• [WHAT YOU NEED TO DO]
In full and without alteration, give the listing again.

+++ RECORDS FOR THE TASK

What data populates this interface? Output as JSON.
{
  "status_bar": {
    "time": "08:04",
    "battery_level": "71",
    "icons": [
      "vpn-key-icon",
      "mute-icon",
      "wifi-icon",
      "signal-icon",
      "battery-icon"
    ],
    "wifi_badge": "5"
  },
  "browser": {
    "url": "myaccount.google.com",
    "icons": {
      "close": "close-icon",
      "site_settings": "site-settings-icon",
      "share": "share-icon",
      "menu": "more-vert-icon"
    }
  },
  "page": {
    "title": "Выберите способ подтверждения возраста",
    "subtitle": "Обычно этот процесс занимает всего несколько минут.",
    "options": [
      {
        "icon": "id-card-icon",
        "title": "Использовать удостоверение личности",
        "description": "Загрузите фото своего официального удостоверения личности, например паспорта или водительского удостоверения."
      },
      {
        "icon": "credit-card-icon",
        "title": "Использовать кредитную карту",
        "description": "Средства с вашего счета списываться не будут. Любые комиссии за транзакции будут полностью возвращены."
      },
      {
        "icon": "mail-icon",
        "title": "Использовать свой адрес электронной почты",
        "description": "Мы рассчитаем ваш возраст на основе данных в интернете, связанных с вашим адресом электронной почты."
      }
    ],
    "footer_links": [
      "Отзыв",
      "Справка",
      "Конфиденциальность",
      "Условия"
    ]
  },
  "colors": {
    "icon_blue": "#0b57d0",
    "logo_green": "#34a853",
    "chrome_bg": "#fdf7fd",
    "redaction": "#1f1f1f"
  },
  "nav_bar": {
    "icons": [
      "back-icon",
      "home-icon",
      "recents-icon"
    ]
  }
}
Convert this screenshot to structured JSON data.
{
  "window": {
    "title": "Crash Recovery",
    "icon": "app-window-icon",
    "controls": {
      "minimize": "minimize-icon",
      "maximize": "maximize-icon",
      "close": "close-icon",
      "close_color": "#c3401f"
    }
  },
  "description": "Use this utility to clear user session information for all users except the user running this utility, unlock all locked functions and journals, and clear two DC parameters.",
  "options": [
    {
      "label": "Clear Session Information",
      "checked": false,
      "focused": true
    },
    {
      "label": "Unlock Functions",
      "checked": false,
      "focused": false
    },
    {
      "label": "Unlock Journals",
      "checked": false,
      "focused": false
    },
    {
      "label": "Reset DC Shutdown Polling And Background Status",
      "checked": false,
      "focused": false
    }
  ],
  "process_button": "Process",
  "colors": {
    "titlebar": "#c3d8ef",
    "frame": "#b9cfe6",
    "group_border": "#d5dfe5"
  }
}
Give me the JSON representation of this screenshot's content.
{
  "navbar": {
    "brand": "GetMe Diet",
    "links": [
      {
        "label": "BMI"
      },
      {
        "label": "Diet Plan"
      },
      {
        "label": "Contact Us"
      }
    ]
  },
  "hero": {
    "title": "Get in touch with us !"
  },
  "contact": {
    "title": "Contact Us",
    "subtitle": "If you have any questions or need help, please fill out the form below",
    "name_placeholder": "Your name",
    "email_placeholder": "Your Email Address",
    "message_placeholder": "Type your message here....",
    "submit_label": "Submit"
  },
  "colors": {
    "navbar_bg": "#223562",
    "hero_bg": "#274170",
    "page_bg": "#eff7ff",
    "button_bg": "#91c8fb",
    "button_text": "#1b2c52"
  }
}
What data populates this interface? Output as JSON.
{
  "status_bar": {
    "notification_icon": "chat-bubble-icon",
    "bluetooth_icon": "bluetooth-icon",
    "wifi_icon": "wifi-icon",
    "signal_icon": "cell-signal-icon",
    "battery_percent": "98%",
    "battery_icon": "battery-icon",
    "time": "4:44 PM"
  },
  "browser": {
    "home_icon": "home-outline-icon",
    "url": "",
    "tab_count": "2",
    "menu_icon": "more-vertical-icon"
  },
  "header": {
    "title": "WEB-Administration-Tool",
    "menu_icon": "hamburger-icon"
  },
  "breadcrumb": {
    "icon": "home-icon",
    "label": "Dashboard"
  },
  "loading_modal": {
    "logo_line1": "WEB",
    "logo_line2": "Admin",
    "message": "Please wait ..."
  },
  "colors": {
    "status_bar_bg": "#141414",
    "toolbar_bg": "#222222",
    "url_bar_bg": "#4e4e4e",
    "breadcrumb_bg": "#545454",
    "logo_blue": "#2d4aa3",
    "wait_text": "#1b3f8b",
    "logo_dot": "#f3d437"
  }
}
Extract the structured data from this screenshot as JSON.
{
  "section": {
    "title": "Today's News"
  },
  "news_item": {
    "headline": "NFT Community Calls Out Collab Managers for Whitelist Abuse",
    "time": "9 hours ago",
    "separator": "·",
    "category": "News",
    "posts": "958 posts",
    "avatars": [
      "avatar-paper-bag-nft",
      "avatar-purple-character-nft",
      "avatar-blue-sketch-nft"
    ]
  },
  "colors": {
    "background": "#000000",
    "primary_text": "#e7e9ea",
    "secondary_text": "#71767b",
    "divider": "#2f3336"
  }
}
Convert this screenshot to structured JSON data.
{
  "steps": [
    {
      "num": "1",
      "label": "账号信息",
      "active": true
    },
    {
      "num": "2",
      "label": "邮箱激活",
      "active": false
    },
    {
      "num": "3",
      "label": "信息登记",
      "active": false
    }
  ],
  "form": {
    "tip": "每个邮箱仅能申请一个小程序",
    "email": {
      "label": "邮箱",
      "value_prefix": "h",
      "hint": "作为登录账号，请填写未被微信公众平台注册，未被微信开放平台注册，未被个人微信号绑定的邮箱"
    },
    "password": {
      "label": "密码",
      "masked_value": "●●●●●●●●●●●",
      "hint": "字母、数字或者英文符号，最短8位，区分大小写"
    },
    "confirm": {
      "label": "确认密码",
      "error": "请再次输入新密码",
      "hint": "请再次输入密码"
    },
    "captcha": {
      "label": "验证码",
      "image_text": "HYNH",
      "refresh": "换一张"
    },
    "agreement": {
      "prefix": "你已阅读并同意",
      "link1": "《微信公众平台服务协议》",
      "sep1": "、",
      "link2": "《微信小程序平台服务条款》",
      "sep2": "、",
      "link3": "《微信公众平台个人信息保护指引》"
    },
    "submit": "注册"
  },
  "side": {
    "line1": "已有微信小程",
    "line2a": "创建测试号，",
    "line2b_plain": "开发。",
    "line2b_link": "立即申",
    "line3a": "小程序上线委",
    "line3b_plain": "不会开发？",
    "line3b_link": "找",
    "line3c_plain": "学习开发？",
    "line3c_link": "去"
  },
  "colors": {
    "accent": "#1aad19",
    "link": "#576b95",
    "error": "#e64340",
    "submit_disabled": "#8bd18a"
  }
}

++++++

• [RESPONSE TO THE EXERCISE]
What data populates this interface? Output as JSON.
{
  "status_bar": {
    "time": "08:04",
    "battery_level": "71",
    "icons": [
      "vpn-key-icon",
      "mute-icon",
      "wifi-icon",
      "signal-icon",
      "battery-icon"
    ],
    "wifi_badge": "5"
  },
  "browser": {
    "url": "myaccount.google.com",
    "icons": {
      "close": "close-icon",
      "site_settings": "site-settings-icon",
      "share": "share-icon",
      "menu": "more-vert-icon"
    }
  },
  "page": {
    "title": "Выберите способ подтверждения возраста",
    "subtitle": "Обычно этот процесс занимает всего несколько минут.",
    "options": [
      {
        "icon": "id-card-icon",
        "title": "Использовать удостоверение личности",
        "description": "Загрузите фото своего официального удостоверения личности, например паспорта или водительского удостоверения."
      },
      {
        "icon": "credit-card-icon",
        "title": "Использовать кредитную карту",
        "description": "Средства с вашего счета списываться не будут. Любые комиссии за транзакции будут полностью возвращены."
      },
      {
        "icon": "mail-icon",
        "title": "Использовать свой адрес электронной почты",
        "description": "Мы рассчитаем ваш возраст на основе данных в интернете, связанных с вашим адресом электронной почты."
      }
    ],
    "footer_links": [
      "Отзыв",
      "Справка",
      "Конфиденциальность",
      "Условия"
    ]
  },
  "colors": {
    "icon_blue": "#0b57d0",
    "logo_green": "#34a853",
    "chrome_bg": "#fdf7fd",
    "redaction": "#1f1f1f"
  },
  "nav_bar": {
    "icons": [
      "back-icon",
      "home-icon",
      "recents-icon"
    ]
  }
}
Convert this screenshot to structured JSON data.
{
  "window": {
    "title": "Crash Recovery",
    "icon": "app-window-icon",
    "controls": {
      "minimize": "minimize-icon",
      "maximize": "maximize-icon",
      "close": "close-icon",
      "close_color": "#c3401f"
    }
  },
  "description": "Use this utility to clear user session information for all users except the user running this utility, unlock all locked functions and journals, and clear two DC parameters.",
  "options": [
    {
      "label": "Clear Session Information",
      "checked": false,
      "focused": true
    },
    {
      "label": "Unlock Functions",
      "checked": false,
      "focused": false
    },
    {
      "label": "Unlock Journals",
      "checked": false,
      "focused": false
    },
    {
      "label": "Reset DC Shutdown Polling And Background Status",
      "checked": false,
      "focused": false
    }
  ],
  "process_button": "Process",
  "colors": {
    "titlebar": "#c3d8ef",
    "frame": "#b9cfe6",
    "group_border": "#d5dfe5"
  }
}
Give me the JSON representation of this screenshot's content.
{
  "navbar": {
    "brand": "GetMe Diet",
    "links": [
      {
        "label": "BMI"
      },
      {
        "label": "Diet Plan"
      },
      {
        "label": "Contact Us"
      }
    ]
  },
  "hero": {
    "title": "Get in touch with us !"
  },
  "contact": {
    "title": "Contact Us",
    "subtitle": "If you have any questions or need help, please fill out the form below",
    "name_placeholder": "Your name",
    "email_placeholder": "Your Email Address",
    "message_placeholder": "Type your message here....",
    "submit_label": "Submit"
  },
  "colors": {
    "navbar_bg": "#223562",
    "hero_bg": "#274170",
    "page_bg": "#eff7ff",
    "button_bg": "#91c8fb",
    "button_text": "#1b2c52"
  }
}
What data populates this interface? Output as JSON.
{
  "status_bar": {
    "notification_icon": "chat-bubble-icon",
    "bluetooth_icon": "bluetooth-icon",
    "wifi_icon": "wifi-icon",
    "signal_icon": "cell-signal-icon",
    "battery_percent": "98%",
    "battery_icon": "battery-icon",
    "time": "4:44 PM"
  },
  "browser": {
    "home_icon": "home-outline-icon",
    "url": "",
    "tab_count": "2",
    "menu_icon": "more-vertical-icon"
  },
  "header": {
    "title": "WEB-Administration-Tool",
    "menu_icon": "hamburger-icon"
  },
  "breadcrumb": {
    "icon": "home-icon",
    "label": "Dashboard"
  },
  "loading_modal": {
    "logo_line1": "WEB",
    "logo_line2": "Admin",
    "message": "Please wait ..."
  },
  "colors": {
    "status_bar_bg": "#141414",
    "toolbar_bg": "#222222",
    "url_bar_bg": "#4e4e4e",
    "breadcrumb_bg": "#545454",
    "logo_blue": "#2d4aa3",
    "wait_text": "#1b3f8b",
    "logo_dot": "#f3d437"
  }
}
Extract the structured data from this screenshot as JSON.
{
  "section": {
    "title": "Today's News"
  },
  "news_item": {
    "headline": "NFT Community Calls Out Collab Managers for Whitelist Abuse",
    "time": "9 hours ago",
    "separator": "·",
    "category": "News",
    "posts": "958 posts",
    "avatars": [
      "avatar-paper-bag-nft",
      "avatar-purple-character-nft",
      "avatar-blue-sketch-nft"
    ]
  },
  "colors": {
    "background": "#000000",
    "primary_text": "#e7e9ea",
    "secondary_text": "#71767b",
    "divider": "#2f3336"
  }
}
Convert this screenshot to structured JSON data.
{
  "steps": [
    {
      "num": "1",
      "label": "账号信息",
      "active": true
    },
    {
      "num": "2",
      "label": "邮箱激活",
      "active": false
    },
    {
      "num": "3",
      "label": "信息登记",
      "active": false
    }
  ],
  "form": {
    "tip": "每个邮箱仅能申请一个小程序",
    "email": {
      "label": "邮箱",
      "value_prefix": "h",
      "hint": "作为登录账号，请填写未被微信公众平台注册，未被微信开放平台注册，未被个人微信号绑定的邮箱"
    },
    "password": {
      "label": "密码",
      "masked_value": "●●●●●●●●●●●",
      "hint": "字母、数字或者英文符号，最短8位，区分大小写"
    },
    "confirm": {
      "label": "确认密码",
      "error": "请再次输入新密码",
      "hint": "请再次输入密码"
    },
    "captcha": {
      "label": "验证码",
      "image_text": "HYNH",
      "refresh": "换一张"
    },
    "agreement": {
      "prefix": "你已阅读并同意",
      "link1": "《微信公众平台服务协议》",
      "sep1": "、",
      "link2": "《微信小程序平台服务条款》",
      "sep2": "、",
      "link3": "《微信公众平台个人信息保护指引》"
    },
    "submit": "注册"
  },
  "side": {
    "line1": "已有微信小程",
    "line2a": "创建测试号，",
    "line2b_plain": "开发。",
    "line2b_link": "立即申",
    "line3a": "小程序上线委",
    "line3b_plain": "不会开发？",
    "line3b_link": "找",
    "line3c_plain": "学习开发？",
    "line3c_link": "去"
  },
  "colors": {
    "accent": "#1aad19",
    "link": "#576b95",
    "error": "#e64340",
    "submit_disabled": "#8bd18a"
  }
}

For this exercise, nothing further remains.